▼▼▼

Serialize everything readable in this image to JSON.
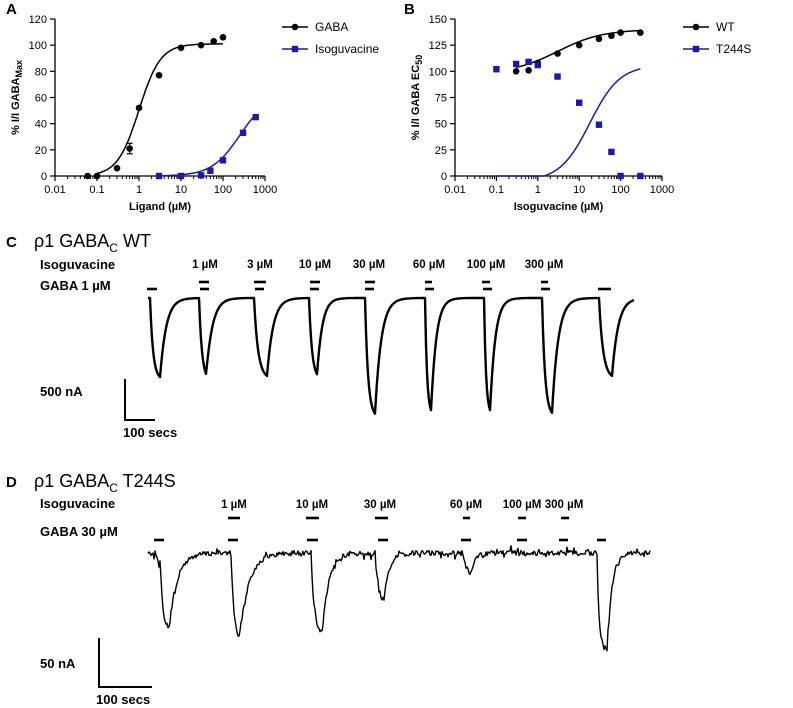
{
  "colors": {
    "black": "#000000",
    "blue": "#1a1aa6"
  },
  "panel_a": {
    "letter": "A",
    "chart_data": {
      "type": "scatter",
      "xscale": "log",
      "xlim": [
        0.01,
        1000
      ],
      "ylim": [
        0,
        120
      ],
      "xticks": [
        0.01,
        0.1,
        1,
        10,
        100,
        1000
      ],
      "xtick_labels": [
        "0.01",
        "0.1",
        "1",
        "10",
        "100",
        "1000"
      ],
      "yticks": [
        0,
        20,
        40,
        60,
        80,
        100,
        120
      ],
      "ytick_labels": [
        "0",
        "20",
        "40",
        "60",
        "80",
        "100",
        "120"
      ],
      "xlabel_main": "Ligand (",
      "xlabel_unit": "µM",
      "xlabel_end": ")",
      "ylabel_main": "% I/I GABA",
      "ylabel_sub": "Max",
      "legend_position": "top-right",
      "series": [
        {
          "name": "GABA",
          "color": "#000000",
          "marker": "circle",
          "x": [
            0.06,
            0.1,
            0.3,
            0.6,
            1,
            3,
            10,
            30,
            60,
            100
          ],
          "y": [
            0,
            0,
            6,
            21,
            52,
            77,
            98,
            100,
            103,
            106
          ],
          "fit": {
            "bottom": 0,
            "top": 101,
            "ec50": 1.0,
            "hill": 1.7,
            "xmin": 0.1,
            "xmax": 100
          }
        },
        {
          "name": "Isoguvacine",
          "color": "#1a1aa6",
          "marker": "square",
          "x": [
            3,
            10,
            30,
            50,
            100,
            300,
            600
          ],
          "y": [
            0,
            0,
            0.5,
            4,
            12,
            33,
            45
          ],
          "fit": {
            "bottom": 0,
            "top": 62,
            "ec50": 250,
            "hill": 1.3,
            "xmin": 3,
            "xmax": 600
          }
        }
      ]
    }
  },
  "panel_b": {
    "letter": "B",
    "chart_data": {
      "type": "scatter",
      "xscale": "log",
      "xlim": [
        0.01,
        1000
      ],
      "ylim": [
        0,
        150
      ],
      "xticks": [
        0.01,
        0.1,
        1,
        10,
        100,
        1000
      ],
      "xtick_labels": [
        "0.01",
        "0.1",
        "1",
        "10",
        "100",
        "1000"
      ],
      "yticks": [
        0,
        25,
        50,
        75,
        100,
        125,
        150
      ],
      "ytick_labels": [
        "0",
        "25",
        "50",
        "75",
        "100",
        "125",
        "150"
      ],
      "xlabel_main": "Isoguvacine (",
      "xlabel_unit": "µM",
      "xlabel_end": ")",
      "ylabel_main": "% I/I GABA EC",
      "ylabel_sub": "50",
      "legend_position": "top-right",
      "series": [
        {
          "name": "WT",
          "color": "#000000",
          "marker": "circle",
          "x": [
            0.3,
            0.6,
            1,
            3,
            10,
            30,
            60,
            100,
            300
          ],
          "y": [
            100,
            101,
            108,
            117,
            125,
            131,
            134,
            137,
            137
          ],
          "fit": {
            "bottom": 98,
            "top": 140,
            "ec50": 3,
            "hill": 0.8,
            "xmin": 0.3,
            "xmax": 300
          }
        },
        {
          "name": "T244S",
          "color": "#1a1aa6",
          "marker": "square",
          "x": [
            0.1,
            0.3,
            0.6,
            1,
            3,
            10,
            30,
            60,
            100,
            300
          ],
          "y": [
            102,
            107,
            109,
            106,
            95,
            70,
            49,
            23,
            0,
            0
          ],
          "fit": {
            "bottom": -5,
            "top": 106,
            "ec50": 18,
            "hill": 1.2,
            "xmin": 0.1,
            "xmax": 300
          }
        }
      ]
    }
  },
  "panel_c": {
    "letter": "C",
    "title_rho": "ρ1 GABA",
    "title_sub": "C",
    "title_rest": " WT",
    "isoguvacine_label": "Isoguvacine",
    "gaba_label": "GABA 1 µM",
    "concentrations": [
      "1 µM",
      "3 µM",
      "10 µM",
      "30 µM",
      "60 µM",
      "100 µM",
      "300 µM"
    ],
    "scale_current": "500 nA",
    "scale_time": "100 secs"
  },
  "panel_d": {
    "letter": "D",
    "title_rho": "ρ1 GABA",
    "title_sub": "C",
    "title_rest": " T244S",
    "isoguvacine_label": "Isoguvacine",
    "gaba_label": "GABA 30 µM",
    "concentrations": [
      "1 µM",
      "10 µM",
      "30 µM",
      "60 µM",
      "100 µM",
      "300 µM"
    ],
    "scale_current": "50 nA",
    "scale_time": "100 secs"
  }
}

▲▲▲

YOUR TASK → Transcribe the material exactly, keeping every word and none of the pictures.

RESPONSE TO THE TASK →
Serialize everything readable in this image to JSON.
{
  "colors": {
    "black": "#000000",
    "blue": "#1a1aa6"
  },
  "panel_a": {
    "letter": "A",
    "chart_data": {
      "type": "scatter",
      "xscale": "log",
      "xlim": [
        0.01,
        1000
      ],
      "ylim": [
        0,
        120
      ],
      "xticks": [
        0.01,
        0.1,
        1,
        10,
        100,
        1000
      ],
      "xtick_labels": [
        "0.01",
        "0.1",
        "1",
        "10",
        "100",
        "1000"
      ],
      "yticks": [
        0,
        20,
        40,
        60,
        80,
        100,
        120
      ],
      "ytick_labels": [
        "0",
        "20",
        "40",
        "60",
        "80",
        "100",
        "120"
      ],
      "xlabel_main": "Ligand (",
      "xlabel_unit": "µM",
      "xlabel_end": ")",
      "ylabel_main": "% I/I GABA",
      "ylabel_sub": "Max",
      "legend_position": "top-right",
      "series": [
        {
          "name": "GABA",
          "color": "#000000",
          "marker": "circle",
          "x": [
            0.06,
            0.1,
            0.3,
            0.6,
            1,
            3,
            10,
            30,
            60,
            100
          ],
          "y": [
            0,
            0,
            6,
            21,
            52,
            77,
            98,
            100,
            103,
            106
          ],
          "fit": {
            "bottom": 0,
            "top": 101,
            "ec50": 1.0,
            "hill": 1.7,
            "xmin": 0.1,
            "xmax": 100
          }
        },
        {
          "name": "Isoguvacine",
          "color": "#1a1aa6",
          "marker": "square",
          "x": [
            3,
            10,
            30,
            50,
            100,
            300,
            600
          ],
          "y": [
            0,
            0,
            0.5,
            4,
            12,
            33,
            45
          ],
          "fit": {
            "bottom": 0,
            "top": 62,
            "ec50": 250,
            "hill": 1.3,
            "xmin": 3,
            "xmax": 600
          }
        }
      ]
    }
  },
  "panel_b": {
    "letter": "B",
    "chart_data": {
      "type": "scatter",
      "xscale": "log",
      "xlim": [
        0.01,
        1000
      ],
      "ylim": [
        0,
        150
      ],
      "xticks": [
        0.01,
        0.1,
        1,
        10,
        100,
        1000
      ],
      "xtick_labels": [
        "0.01",
        "0.1",
        "1",
        "10",
        "100",
        "1000"
      ],
      "yticks": [
        0,
        25,
        50,
        75,
        100,
        125,
        150
      ],
      "ytick_labels": [
        "0",
        "25",
        "50",
        "75",
        "100",
        "125",
        "150"
      ],
      "xlabel_main": "Isoguvacine (",
      "xlabel_unit": "µM",
      "xlabel_end": ")",
      "ylabel_main": "% I/I GABA EC",
      "ylabel_sub": "50",
      "legend_position": "top-right",
      "series": [
        {
          "name": "WT",
          "color": "#000000",
          "marker": "circle",
          "x": [
            0.3,
            0.6,
            1,
            3,
            10,
            30,
            60,
            100,
            300
          ],
          "y": [
            100,
            101,
            108,
            117,
            125,
            131,
            134,
            137,
            137
          ],
          "fit": {
            "bottom": 98,
            "top": 140,
            "ec50": 3,
            "hill": 0.8,
            "xmin": 0.3,
            "xmax": 300
          }
        },
        {
          "name": "T244S",
          "color": "#1a1aa6",
          "marker": "square",
          "x": [
            0.1,
            0.3,
            0.6,
            1,
            3,
            10,
            30,
            60,
            100,
            300
          ],
          "y": [
            102,
            107,
            109,
            106,
            95,
            70,
            49,
            23,
            0,
            0
          ],
          "fit": {
            "bottom": -5,
            "top": 106,
            "ec50": 18,
            "hill": 1.2,
            "xmin": 0.1,
            "xmax": 300
          }
        }
      ]
    }
  },
  "panel_c": {
    "letter": "C",
    "title_rho": "ρ1 GABA",
    "title_sub": "C",
    "title_rest": " WT",
    "isoguvacine_label": "Isoguvacine",
    "gaba_label": "GABA 1 µM",
    "concentrations": [
      "1 µM",
      "3 µM",
      "10 µM",
      "30 µM",
      "60 µM",
      "100 µM",
      "300 µM"
    ],
    "scale_current": "500 nA",
    "scale_time": "100 secs"
  },
  "panel_d": {
    "letter": "D",
    "title_rho": "ρ1 GABA",
    "title_sub": "C",
    "title_rest": " T244S",
    "isoguvacine_label": "Isoguvacine",
    "gaba_label": "GABA 30 µM",
    "concentrations": [
      "1 µM",
      "10 µM",
      "30 µM",
      "60 µM",
      "100 µM",
      "300 µM"
    ],
    "scale_current": "50 nA",
    "scale_time": "100 secs"
  }
}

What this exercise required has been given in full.